> _Data supplied_:
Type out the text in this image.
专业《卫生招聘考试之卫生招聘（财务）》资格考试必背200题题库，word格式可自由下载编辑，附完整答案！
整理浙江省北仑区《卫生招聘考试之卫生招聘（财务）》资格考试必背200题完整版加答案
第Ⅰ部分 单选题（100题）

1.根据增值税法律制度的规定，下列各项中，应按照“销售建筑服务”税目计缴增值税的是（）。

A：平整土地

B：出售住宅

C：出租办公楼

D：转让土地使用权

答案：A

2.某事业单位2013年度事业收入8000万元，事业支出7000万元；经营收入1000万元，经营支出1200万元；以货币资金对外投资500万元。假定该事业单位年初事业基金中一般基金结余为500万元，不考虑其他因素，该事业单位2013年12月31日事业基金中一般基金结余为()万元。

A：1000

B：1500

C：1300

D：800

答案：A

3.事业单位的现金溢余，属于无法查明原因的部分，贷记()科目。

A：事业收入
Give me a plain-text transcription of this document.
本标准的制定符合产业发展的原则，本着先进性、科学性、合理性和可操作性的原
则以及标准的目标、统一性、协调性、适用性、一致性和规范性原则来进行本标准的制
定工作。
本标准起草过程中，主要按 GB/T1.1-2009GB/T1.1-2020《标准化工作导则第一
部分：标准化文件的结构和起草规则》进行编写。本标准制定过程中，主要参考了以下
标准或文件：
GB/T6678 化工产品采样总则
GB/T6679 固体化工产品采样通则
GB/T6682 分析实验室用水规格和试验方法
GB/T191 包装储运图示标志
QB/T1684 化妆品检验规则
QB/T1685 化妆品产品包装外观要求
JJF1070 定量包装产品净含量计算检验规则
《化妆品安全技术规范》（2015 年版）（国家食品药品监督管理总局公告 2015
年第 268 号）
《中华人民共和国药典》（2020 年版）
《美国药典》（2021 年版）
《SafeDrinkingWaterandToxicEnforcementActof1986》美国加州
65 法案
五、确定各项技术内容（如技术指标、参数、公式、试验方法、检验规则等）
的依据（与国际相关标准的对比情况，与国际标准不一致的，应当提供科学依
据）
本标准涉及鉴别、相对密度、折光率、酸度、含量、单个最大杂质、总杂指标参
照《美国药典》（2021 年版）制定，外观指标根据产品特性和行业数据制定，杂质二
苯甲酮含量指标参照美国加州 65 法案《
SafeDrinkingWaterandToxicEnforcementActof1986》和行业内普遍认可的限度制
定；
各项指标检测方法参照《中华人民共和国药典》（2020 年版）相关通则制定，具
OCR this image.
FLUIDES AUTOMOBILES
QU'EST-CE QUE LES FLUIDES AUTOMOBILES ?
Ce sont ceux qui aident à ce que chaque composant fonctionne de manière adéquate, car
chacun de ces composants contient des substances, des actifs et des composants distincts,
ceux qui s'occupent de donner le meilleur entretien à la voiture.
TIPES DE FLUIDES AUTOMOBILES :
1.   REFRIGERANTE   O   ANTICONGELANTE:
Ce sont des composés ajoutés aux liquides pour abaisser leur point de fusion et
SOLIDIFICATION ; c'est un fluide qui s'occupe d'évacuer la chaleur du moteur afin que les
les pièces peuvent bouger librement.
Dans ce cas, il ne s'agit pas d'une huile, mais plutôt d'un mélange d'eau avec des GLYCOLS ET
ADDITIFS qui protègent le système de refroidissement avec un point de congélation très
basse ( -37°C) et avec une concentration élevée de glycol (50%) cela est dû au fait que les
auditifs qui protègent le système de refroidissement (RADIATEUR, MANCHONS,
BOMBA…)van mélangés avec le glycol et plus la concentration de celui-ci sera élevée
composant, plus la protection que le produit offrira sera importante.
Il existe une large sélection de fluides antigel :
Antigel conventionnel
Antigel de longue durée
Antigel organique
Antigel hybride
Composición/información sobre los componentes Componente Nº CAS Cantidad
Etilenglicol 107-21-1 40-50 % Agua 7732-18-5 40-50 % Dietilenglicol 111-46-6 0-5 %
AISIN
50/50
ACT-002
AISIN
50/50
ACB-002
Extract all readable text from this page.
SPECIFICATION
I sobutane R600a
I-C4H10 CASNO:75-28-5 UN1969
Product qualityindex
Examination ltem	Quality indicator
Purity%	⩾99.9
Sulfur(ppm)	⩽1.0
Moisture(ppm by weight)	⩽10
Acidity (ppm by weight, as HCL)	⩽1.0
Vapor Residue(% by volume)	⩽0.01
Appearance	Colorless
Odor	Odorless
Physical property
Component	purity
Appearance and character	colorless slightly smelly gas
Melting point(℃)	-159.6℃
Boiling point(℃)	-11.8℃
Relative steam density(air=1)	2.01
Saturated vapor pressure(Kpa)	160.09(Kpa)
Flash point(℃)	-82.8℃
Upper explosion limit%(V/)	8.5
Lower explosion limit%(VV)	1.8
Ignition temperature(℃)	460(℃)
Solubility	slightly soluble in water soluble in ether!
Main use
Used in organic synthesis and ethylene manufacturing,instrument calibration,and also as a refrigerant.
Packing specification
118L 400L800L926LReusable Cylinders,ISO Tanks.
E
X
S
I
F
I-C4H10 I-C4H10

> _Your task_:
Find every line that has "point" in it, then return those lines.

> _Output below_:
Ce sont des composés ajoutés aux liquides pour abaisser leur point de fusion et
ADDITIFS qui protègent le système de refroidissement avec un point de congélation très
Melting point(℃)	-159.6℃
Boiling point(℃)	-11.8℃
Flash point(℃)	-82.8℃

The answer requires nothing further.